(Collected data entries)
++++++

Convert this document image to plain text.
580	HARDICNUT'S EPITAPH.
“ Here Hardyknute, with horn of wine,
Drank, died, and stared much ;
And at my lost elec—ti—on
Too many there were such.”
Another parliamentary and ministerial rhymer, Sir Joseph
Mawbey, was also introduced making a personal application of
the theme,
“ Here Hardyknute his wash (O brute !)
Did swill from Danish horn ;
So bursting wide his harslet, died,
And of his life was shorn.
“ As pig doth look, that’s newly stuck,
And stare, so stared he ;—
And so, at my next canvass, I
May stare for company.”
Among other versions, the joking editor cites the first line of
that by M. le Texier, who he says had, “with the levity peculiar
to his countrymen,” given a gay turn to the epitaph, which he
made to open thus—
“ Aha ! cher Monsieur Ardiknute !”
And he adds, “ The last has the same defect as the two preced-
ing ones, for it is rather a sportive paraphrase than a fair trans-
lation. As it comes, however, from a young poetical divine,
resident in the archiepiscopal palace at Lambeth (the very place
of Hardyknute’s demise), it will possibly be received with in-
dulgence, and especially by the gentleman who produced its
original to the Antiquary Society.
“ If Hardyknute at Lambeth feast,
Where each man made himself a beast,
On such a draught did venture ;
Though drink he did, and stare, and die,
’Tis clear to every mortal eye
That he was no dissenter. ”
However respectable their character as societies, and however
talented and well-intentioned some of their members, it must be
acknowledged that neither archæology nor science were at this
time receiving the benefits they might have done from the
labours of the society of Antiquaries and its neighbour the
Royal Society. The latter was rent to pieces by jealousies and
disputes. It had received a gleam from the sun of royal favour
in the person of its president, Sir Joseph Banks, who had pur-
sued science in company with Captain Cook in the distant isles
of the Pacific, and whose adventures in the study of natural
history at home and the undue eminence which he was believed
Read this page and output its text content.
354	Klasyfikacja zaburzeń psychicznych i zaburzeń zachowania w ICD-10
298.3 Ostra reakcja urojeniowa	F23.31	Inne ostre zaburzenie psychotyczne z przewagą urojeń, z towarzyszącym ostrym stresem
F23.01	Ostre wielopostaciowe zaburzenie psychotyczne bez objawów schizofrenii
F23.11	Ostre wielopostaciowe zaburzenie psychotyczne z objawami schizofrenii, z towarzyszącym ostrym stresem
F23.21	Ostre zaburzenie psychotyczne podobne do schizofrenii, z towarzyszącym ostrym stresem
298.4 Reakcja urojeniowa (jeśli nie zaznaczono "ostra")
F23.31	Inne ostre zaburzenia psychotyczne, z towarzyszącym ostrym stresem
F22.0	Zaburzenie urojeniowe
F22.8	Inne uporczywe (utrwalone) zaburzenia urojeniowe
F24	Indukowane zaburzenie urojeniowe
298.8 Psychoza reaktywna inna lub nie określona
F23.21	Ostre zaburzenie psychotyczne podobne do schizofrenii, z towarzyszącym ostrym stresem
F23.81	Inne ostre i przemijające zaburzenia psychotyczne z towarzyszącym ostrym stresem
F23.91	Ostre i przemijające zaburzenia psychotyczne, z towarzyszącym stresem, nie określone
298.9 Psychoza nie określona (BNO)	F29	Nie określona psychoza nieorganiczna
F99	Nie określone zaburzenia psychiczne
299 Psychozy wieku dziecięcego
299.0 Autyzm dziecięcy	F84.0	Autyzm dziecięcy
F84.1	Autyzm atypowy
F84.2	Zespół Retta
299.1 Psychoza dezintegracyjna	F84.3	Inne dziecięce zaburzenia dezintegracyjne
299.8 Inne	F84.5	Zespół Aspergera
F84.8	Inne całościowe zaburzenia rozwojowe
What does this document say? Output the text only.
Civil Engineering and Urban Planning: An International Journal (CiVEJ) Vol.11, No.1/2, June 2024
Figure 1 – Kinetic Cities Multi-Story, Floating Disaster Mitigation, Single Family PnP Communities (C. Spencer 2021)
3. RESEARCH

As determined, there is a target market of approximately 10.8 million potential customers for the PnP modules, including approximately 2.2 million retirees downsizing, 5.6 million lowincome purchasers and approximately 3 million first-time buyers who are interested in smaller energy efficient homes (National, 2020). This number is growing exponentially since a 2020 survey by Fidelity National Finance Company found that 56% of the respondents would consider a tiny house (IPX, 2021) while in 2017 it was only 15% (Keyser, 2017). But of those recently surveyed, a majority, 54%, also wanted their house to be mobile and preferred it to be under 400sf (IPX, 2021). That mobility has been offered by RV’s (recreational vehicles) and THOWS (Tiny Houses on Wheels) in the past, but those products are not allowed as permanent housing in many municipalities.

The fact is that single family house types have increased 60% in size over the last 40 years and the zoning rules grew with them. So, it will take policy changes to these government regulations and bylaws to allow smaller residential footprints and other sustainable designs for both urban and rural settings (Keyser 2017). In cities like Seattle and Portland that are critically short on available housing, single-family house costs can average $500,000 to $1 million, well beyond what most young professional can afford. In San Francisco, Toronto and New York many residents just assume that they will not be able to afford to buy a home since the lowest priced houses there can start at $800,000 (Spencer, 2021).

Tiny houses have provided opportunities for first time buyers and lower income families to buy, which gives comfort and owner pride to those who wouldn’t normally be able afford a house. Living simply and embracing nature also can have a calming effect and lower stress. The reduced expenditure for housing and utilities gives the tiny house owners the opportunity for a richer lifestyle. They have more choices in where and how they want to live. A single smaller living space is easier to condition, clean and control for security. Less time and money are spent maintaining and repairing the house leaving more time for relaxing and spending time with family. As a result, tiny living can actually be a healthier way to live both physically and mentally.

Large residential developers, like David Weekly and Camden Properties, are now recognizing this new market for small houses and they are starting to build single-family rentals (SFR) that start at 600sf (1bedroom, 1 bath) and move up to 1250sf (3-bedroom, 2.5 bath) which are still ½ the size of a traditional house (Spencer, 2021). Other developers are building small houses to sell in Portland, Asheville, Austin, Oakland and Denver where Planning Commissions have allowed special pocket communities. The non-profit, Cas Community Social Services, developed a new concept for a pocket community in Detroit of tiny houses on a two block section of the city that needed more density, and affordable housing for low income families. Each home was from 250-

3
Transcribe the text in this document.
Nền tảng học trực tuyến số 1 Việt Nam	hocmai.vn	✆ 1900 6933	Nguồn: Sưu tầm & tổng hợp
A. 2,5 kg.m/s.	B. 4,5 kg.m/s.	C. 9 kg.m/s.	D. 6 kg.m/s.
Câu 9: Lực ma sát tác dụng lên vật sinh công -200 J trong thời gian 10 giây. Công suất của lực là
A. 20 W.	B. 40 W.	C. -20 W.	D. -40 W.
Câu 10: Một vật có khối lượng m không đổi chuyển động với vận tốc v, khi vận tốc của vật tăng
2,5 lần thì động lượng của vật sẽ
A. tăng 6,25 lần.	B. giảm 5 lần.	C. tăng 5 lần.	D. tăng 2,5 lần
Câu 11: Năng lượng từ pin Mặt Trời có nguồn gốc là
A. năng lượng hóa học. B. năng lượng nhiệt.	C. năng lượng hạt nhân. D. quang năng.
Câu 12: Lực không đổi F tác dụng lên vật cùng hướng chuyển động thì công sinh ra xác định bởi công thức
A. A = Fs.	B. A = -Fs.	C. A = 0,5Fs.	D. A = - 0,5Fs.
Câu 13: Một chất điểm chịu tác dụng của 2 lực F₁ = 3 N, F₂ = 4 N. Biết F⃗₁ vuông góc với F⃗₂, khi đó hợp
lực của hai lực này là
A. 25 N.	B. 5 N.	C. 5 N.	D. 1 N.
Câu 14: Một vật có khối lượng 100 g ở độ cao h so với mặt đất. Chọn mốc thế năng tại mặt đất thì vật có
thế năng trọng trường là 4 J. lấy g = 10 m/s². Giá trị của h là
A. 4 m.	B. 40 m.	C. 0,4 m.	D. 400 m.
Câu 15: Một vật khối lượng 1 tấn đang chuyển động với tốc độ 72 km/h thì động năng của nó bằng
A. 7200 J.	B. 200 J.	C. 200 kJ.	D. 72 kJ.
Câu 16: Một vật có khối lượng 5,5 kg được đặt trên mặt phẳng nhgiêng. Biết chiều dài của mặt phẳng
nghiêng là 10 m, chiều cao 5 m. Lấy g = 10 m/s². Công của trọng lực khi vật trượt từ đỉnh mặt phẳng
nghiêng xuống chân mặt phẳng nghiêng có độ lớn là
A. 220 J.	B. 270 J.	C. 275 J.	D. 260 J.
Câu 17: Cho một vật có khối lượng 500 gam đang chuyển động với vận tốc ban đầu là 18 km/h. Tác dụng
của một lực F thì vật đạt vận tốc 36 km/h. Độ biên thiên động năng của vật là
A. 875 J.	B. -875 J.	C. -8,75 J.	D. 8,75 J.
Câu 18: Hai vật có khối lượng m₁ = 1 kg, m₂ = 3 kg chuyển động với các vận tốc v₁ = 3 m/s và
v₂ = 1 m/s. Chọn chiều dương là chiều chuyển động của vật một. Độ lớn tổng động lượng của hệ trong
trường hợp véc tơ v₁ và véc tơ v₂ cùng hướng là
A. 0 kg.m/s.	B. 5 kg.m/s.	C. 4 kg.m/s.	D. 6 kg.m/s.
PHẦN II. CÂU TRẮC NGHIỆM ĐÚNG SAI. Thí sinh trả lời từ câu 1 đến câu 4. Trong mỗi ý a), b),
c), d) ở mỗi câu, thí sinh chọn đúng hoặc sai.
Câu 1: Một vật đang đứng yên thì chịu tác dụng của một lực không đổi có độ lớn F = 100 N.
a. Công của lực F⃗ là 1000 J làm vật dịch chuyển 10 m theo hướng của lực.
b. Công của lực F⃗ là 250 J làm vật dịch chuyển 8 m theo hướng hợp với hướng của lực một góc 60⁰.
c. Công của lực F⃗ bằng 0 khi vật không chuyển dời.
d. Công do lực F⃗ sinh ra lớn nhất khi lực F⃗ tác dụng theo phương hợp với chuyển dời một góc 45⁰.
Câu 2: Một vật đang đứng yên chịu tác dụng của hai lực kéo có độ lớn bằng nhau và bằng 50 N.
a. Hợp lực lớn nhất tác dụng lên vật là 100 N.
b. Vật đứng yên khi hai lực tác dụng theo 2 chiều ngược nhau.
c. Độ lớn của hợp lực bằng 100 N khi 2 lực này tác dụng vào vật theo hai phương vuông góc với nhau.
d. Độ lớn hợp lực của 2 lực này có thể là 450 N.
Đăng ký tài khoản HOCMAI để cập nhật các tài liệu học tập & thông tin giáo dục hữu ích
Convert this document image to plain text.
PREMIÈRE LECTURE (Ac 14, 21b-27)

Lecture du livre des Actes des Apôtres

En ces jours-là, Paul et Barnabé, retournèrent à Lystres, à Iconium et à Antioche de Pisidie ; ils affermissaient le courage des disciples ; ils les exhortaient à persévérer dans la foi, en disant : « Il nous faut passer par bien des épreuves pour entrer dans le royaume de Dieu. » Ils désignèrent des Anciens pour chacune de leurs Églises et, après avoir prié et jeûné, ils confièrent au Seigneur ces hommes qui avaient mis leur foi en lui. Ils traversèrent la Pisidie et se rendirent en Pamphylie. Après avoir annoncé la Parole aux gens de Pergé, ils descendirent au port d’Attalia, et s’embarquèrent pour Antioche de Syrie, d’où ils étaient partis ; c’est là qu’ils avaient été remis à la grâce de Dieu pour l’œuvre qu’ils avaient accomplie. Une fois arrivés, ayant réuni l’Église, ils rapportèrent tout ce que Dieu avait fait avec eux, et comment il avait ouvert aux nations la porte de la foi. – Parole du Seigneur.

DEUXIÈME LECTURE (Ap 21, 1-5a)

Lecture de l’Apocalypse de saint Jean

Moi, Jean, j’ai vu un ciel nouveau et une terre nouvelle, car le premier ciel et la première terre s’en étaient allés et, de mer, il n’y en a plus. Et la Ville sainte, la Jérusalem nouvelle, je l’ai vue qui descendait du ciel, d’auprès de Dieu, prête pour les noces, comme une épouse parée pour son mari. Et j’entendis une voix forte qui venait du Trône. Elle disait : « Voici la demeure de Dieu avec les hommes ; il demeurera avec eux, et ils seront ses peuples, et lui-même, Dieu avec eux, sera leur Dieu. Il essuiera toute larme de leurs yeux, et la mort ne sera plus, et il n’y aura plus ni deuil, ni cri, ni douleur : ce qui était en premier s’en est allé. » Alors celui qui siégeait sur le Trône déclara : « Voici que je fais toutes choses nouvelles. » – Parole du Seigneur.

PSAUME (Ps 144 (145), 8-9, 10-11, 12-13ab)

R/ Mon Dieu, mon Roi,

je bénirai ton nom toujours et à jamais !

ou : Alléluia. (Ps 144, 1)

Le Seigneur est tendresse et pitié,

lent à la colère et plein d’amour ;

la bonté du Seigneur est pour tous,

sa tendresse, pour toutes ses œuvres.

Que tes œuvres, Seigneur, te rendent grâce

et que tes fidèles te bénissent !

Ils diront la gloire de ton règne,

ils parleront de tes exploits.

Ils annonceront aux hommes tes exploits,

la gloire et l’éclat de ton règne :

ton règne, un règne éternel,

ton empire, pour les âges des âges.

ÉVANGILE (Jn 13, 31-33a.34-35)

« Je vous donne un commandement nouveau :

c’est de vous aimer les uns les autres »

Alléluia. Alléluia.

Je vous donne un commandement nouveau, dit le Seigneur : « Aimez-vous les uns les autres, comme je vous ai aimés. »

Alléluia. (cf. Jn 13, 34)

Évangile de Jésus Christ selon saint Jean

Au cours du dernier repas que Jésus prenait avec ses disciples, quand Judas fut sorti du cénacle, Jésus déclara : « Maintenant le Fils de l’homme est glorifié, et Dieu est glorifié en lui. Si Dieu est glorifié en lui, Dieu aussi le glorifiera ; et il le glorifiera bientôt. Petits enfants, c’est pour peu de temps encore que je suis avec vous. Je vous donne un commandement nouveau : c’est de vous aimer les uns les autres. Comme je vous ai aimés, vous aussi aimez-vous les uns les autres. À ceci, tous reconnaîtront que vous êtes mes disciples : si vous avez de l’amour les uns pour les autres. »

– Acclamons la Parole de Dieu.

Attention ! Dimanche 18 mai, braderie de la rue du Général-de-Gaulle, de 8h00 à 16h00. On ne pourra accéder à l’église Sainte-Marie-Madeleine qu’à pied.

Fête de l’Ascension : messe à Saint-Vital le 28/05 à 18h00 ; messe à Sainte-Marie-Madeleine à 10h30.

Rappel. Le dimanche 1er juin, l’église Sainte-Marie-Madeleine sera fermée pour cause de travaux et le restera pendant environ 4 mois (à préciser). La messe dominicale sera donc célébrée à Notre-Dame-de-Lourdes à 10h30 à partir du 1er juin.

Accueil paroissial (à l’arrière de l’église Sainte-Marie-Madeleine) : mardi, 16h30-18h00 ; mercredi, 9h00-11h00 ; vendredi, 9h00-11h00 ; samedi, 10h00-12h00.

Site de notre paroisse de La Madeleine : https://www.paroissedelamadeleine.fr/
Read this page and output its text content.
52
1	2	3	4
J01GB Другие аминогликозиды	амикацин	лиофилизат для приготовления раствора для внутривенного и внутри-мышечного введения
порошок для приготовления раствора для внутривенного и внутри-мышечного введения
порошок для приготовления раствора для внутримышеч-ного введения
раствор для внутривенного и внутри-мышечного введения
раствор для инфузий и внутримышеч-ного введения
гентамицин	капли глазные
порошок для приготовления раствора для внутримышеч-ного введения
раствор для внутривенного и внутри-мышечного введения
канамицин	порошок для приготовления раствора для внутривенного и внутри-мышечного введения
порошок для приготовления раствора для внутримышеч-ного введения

++++++

_Directions for this task_. Search the preceding listing for the word "nhất" and pull out every line that holds it.

_Solution to this task_.
d. Công do lực F⃗ sinh ra lớn nhất khi lực F⃗ tác dụng theo phương hợp với chuyển dời một góc 45⁰.
a. Hợp lực lớn nhất tác dụng lên vật là 100 N.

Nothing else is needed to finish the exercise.